## start The input

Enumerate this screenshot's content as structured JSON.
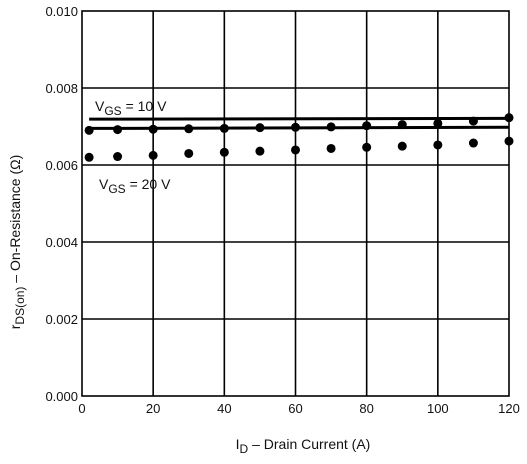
{
  "chart_data": {
    "type": "line",
    "x_axis": {
      "label_main": "I",
      "label_sub": "D",
      "label_rest": " – Drain Current (A)",
      "min": 0,
      "max": 120,
      "ticks": [
        "0",
        "20",
        "40",
        "60",
        "80",
        "100",
        "120"
      ]
    },
    "y_axis": {
      "label_main": "r",
      "label_sub": "DS(on)",
      "label_rest": " – On-Resistance (Ω)",
      "min": 0,
      "max": 0.01,
      "ticks": [
        "0.000",
        "0.002",
        "0.004",
        "0.006",
        "0.008",
        "0.010"
      ]
    },
    "grid": true,
    "legend": "none",
    "annotations": [
      {
        "main": "V",
        "sub": "GS",
        "rest": " = 10 V"
      },
      {
        "main": "V",
        "sub": "GS",
        "rest": " = 20 V"
      }
    ],
    "series": [
      {
        "style": "line",
        "color": "#000000",
        "x": [
          2,
          120
        ],
        "y": [
          0.00719,
          0.00721
        ]
      },
      {
        "style": "line",
        "color": "#000000",
        "x": [
          2,
          120
        ],
        "y": [
          0.00695,
          0.00698
        ]
      },
      {
        "style": "markers",
        "color": "#000000",
        "x": [
          2,
          10,
          20,
          30,
          40,
          50,
          60,
          70,
          80,
          90,
          100,
          110,
          120
        ],
        "y": [
          0.0069,
          0.00692,
          0.00693,
          0.00694,
          0.00695,
          0.00697,
          0.00698,
          0.00699,
          0.00702,
          0.00705,
          0.00708,
          0.00714,
          0.00723
        ]
      },
      {
        "style": "markers",
        "color": "#000000",
        "x": [
          2,
          10,
          20,
          30,
          40,
          50,
          60,
          70,
          80,
          90,
          100,
          110,
          120
        ],
        "y": [
          0.0062,
          0.00622,
          0.00625,
          0.0063,
          0.00633,
          0.00636,
          0.00639,
          0.00643,
          0.00646,
          0.00649,
          0.00652,
          0.00657,
          0.00662
        ]
      }
    ]
  }
}
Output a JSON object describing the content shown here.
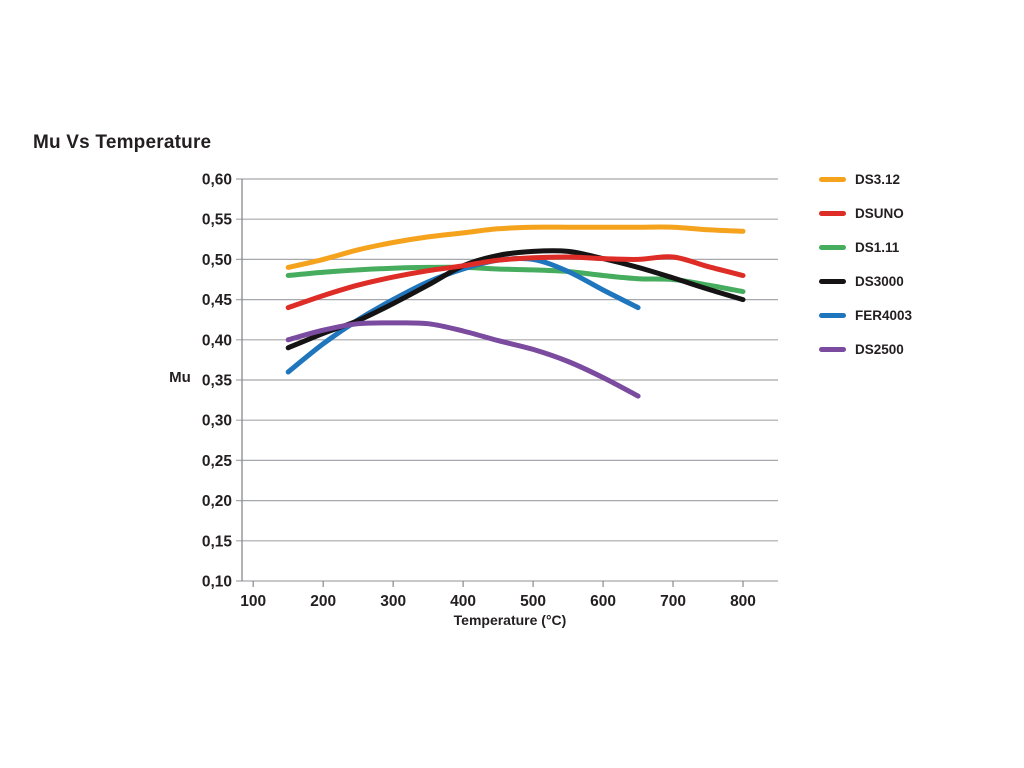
{
  "colors": {
    "text": "#231F20",
    "gridline": "#A6A8AB",
    "axis": "#87898C",
    "background": "#FFFFFF"
  },
  "chart_data": {
    "type": "line",
    "title": "Mu Vs Temperature",
    "xlabel": "Temperature (°C)",
    "ylabel": "Mu",
    "xlim": [
      84,
      850
    ],
    "ylim": [
      0.1,
      0.6
    ],
    "grid": "horizontal-only",
    "legend_position": "right",
    "x_ticks": [
      {
        "value": 100,
        "label": "100"
      },
      {
        "value": 200,
        "label": "200"
      },
      {
        "value": 300,
        "label": "300"
      },
      {
        "value": 400,
        "label": "400"
      },
      {
        "value": 500,
        "label": "500"
      },
      {
        "value": 600,
        "label": "600"
      },
      {
        "value": 700,
        "label": "700"
      },
      {
        "value": 800,
        "label": "800"
      }
    ],
    "y_ticks": [
      {
        "value": 0.6,
        "label": "0,60"
      },
      {
        "value": 0.55,
        "label": "0,55"
      },
      {
        "value": 0.5,
        "label": "0,50"
      },
      {
        "value": 0.45,
        "label": "0,45"
      },
      {
        "value": 0.4,
        "label": "0,40"
      },
      {
        "value": 0.35,
        "label": "0,35"
      },
      {
        "value": 0.3,
        "label": "0,30"
      },
      {
        "value": 0.25,
        "label": "0,25"
      },
      {
        "value": 0.2,
        "label": "0,20"
      },
      {
        "value": 0.15,
        "label": "0,15"
      },
      {
        "value": 0.1,
        "label": "0,10"
      }
    ],
    "series": [
      {
        "name": "DS3.12",
        "color": "#F5A21D",
        "points": [
          [
            150,
            0.49
          ],
          [
            200,
            0.5
          ],
          [
            250,
            0.512
          ],
          [
            300,
            0.521
          ],
          [
            350,
            0.528
          ],
          [
            400,
            0.533
          ],
          [
            450,
            0.538
          ],
          [
            500,
            0.54
          ],
          [
            550,
            0.54
          ],
          [
            600,
            0.54
          ],
          [
            650,
            0.54
          ],
          [
            700,
            0.54
          ],
          [
            750,
            0.537
          ],
          [
            800,
            0.535
          ]
        ]
      },
      {
        "name": "DSUNO",
        "color": "#DE2C26",
        "points": [
          [
            150,
            0.44
          ],
          [
            200,
            0.455
          ],
          [
            250,
            0.468
          ],
          [
            300,
            0.478
          ],
          [
            350,
            0.486
          ],
          [
            400,
            0.492
          ],
          [
            450,
            0.499
          ],
          [
            500,
            0.502
          ],
          [
            550,
            0.503
          ],
          [
            600,
            0.501
          ],
          [
            650,
            0.5
          ],
          [
            700,
            0.503
          ],
          [
            750,
            0.491
          ],
          [
            800,
            0.48
          ]
        ]
      },
      {
        "name": "DS1.11",
        "color": "#46AC5E",
        "points": [
          [
            150,
            0.48
          ],
          [
            200,
            0.484
          ],
          [
            250,
            0.487
          ],
          [
            300,
            0.489
          ],
          [
            350,
            0.49
          ],
          [
            400,
            0.49
          ],
          [
            450,
            0.488
          ],
          [
            500,
            0.487
          ],
          [
            550,
            0.485
          ],
          [
            600,
            0.48
          ],
          [
            650,
            0.476
          ],
          [
            700,
            0.475
          ],
          [
            750,
            0.468
          ],
          [
            800,
            0.46
          ]
        ]
      },
      {
        "name": "DS3000",
        "color": "#151314",
        "points": [
          [
            150,
            0.39
          ],
          [
            200,
            0.408
          ],
          [
            250,
            0.424
          ],
          [
            300,
            0.445
          ],
          [
            350,
            0.468
          ],
          [
            400,
            0.492
          ],
          [
            450,
            0.505
          ],
          [
            500,
            0.51
          ],
          [
            550,
            0.51
          ],
          [
            600,
            0.501
          ],
          [
            650,
            0.49
          ],
          [
            700,
            0.477
          ],
          [
            750,
            0.463
          ],
          [
            800,
            0.45
          ]
        ]
      },
      {
        "name": "FER4003",
        "color": "#1F76BD",
        "points": [
          [
            150,
            0.36
          ],
          [
            200,
            0.395
          ],
          [
            250,
            0.425
          ],
          [
            300,
            0.45
          ],
          [
            350,
            0.472
          ],
          [
            400,
            0.488
          ],
          [
            450,
            0.499
          ],
          [
            500,
            0.5
          ],
          [
            550,
            0.485
          ],
          [
            600,
            0.462
          ],
          [
            650,
            0.44
          ]
        ]
      },
      {
        "name": "DS2500",
        "color": "#7A4B9E",
        "points": [
          [
            150,
            0.4
          ],
          [
            200,
            0.412
          ],
          [
            250,
            0.42
          ],
          [
            300,
            0.421
          ],
          [
            350,
            0.42
          ],
          [
            400,
            0.411
          ],
          [
            450,
            0.399
          ],
          [
            500,
            0.388
          ],
          [
            550,
            0.373
          ],
          [
            600,
            0.353
          ],
          [
            650,
            0.33
          ]
        ]
      }
    ],
    "draw_order": [
      "DS3.12",
      "DS1.11",
      "FER4003",
      "DS3000",
      "DSUNO",
      "DS2500"
    ]
  }
}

## end The input

Objective -> Working from the lines above, reproduce the material exactly and exclude its pictures.

Result ->
Enumerate this screenshot's content as structured JSON.
{
  "chart_data": {
    "type": "line",
    "x_axis": {
      "label_main": "I",
      "label_sub": "D",
      "label_rest": " – Drain Current (A)",
      "min": 0,
      "max": 120,
      "ticks": [
        "0",
        "20",
        "40",
        "60",
        "80",
        "100",
        "120"
      ]
    },
    "y_axis": {
      "label_main": "r",
      "label_sub": "DS(on)",
      "label_rest": " – On-Resistance (Ω)",
      "min": 0,
      "max": 0.01,
      "ticks": [
        "0.000",
        "0.002",
        "0.004",
        "0.006",
        "0.008",
        "0.010"
      ]
    },
    "grid": true,
    "legend": "none",
    "annotations": [
      {
        "main": "V",
        "sub": "GS",
        "rest": " = 10 V"
      },
      {
        "main": "V",
        "sub": "GS",
        "rest": " = 20 V"
      }
    ],
    "series": [
      {
        "style": "line",
        "color": "#000000",
        "x": [
          2,
          120
        ],
        "y": [
          0.00719,
          0.00721
        ]
      },
      {
        "style": "line",
        "color": "#000000",
        "x": [
          2,
          120
        ],
        "y": [
          0.00695,
          0.00698
        ]
      },
      {
        "style": "markers",
        "color": "#000000",
        "x": [
          2,
          10,
          20,
          30,
          40,
          50,
          60,
          70,
          80,
          90,
          100,
          110,
          120
        ],
        "y": [
          0.0069,
          0.00692,
          0.00693,
          0.00694,
          0.00695,
          0.00697,
          0.00698,
          0.00699,
          0.00702,
          0.00705,
          0.00708,
          0.00714,
          0.00723
        ]
      },
      {
        "style": "markers",
        "color": "#000000",
        "x": [
          2,
          10,
          20,
          30,
          40,
          50,
          60,
          70,
          80,
          90,
          100,
          110,
          120
        ],
        "y": [
          0.0062,
          0.00622,
          0.00625,
          0.0063,
          0.00633,
          0.00636,
          0.00639,
          0.00643,
          0.00646,
          0.00649,
          0.00652,
          0.00657,
          0.00662
        ]
      }
    ]
  }
}
Output a JSON object describing the content shown here.
{
  "colors": {
    "text": "#231F20",
    "gridline": "#A6A8AB",
    "axis": "#87898C",
    "background": "#FFFFFF"
  },
  "chart_data": {
    "type": "line",
    "title": "Mu Vs Temperature",
    "xlabel": "Temperature (°C)",
    "ylabel": "Mu",
    "xlim": [
      84,
      850
    ],
    "ylim": [
      0.1,
      0.6
    ],
    "grid": "horizontal-only",
    "legend_position": "right",
    "x_ticks": [
      {
        "value": 100,
        "label": "100"
      },
      {
        "value": 200,
        "label": "200"
      },
      {
        "value": 300,
        "label": "300"
      },
      {
        "value": 400,
        "label": "400"
      },
      {
        "value": 500,
        "label": "500"
      },
      {
        "value": 600,
        "label": "600"
      },
      {
        "value": 700,
        "label": "700"
      },
      {
        "value": 800,
        "label": "800"
      }
    ],
    "y_ticks": [
      {
        "value": 0.6,
        "label": "0,60"
      },
      {
        "value": 0.55,
        "label": "0,55"
      },
      {
        "value": 0.5,
        "label": "0,50"
      },
      {
        "value": 0.45,
        "label": "0,45"
      },
      {
        "value": 0.4,
        "label": "0,40"
      },
      {
        "value": 0.35,
        "label": "0,35"
      },
      {
        "value": 0.3,
        "label": "0,30"
      },
      {
        "value": 0.25,
        "label": "0,25"
      },
      {
        "value": 0.2,
        "label": "0,20"
      },
      {
        "value": 0.15,
        "label": "0,15"
      },
      {
        "value": 0.1,
        "label": "0,10"
      }
    ],
    "series": [
      {
        "name": "DS3.12",
        "color": "#F5A21D",
        "points": [
          [
            150,
            0.49
          ],
          [
            200,
            0.5
          ],
          [
            250,
            0.512
          ],
          [
            300,
            0.521
          ],
          [
            350,
            0.528
          ],
          [
            400,
            0.533
          ],
          [
            450,
            0.538
          ],
          [
            500,
            0.54
          ],
          [
            550,
            0.54
          ],
          [
            600,
            0.54
          ],
          [
            650,
            0.54
          ],
          [
            700,
            0.54
          ],
          [
            750,
            0.537
          ],
          [
            800,
            0.535
          ]
        ]
      },
      {
        "name": "DSUNO",
        "color": "#DE2C26",
        "points": [
          [
            150,
            0.44
          ],
          [
            200,
            0.455
          ],
          [
            250,
            0.468
          ],
          [
            300,
            0.478
          ],
          [
            350,
            0.486
          ],
          [
            400,
            0.492
          ],
          [
            450,
            0.499
          ],
          [
            500,
            0.502
          ],
          [
            550,
            0.503
          ],
          [
            600,
            0.501
          ],
          [
            650,
            0.5
          ],
          [
            700,
            0.503
          ],
          [
            750,
            0.491
          ],
          [
            800,
            0.48
          ]
        ]
      },
      {
        "name": "DS1.11",
        "color": "#46AC5E",
        "points": [
          [
            150,
            0.48
          ],
          [
            200,
            0.484
          ],
          [
            250,
            0.487
          ],
          [
            300,
            0.489
          ],
          [
            350,
            0.49
          ],
          [
            400,
            0.49
          ],
          [
            450,
            0.488
          ],
          [
            500,
            0.487
          ],
          [
            550,
            0.485
          ],
          [
            600,
            0.48
          ],
          [
            650,
            0.476
          ],
          [
            700,
            0.475
          ],
          [
            750,
            0.468
          ],
          [
            800,
            0.46
          ]
        ]
      },
      {
        "name": "DS3000",
        "color": "#151314",
        "points": [
          [
            150,
            0.39
          ],
          [
            200,
            0.408
          ],
          [
            250,
            0.424
          ],
          [
            300,
            0.445
          ],
          [
            350,
            0.468
          ],
          [
            400,
            0.492
          ],
          [
            450,
            0.505
          ],
          [
            500,
            0.51
          ],
          [
            550,
            0.51
          ],
          [
            600,
            0.501
          ],
          [
            650,
            0.49
          ],
          [
            700,
            0.477
          ],
          [
            750,
            0.463
          ],
          [
            800,
            0.45
          ]
        ]
      },
      {
        "name": "FER4003",
        "color": "#1F76BD",
        "points": [
          [
            150,
            0.36
          ],
          [
            200,
            0.395
          ],
          [
            250,
            0.425
          ],
          [
            300,
            0.45
          ],
          [
            350,
            0.472
          ],
          [
            400,
            0.488
          ],
          [
            450,
            0.499
          ],
          [
            500,
            0.5
          ],
          [
            550,
            0.485
          ],
          [
            600,
            0.462
          ],
          [
            650,
            0.44
          ]
        ]
      },
      {
        "name": "DS2500",
        "color": "#7A4B9E",
        "points": [
          [
            150,
            0.4
          ],
          [
            200,
            0.412
          ],
          [
            250,
            0.42
          ],
          [
            300,
            0.421
          ],
          [
            350,
            0.42
          ],
          [
            400,
            0.411
          ],
          [
            450,
            0.399
          ],
          [
            500,
            0.388
          ],
          [
            550,
            0.373
          ],
          [
            600,
            0.353
          ],
          [
            650,
            0.33
          ]
        ]
      }
    ],
    "draw_order": [
      "DS3.12",
      "DS1.11",
      "FER4003",
      "DS3000",
      "DSUNO",
      "DS2500"
    ]
  }
}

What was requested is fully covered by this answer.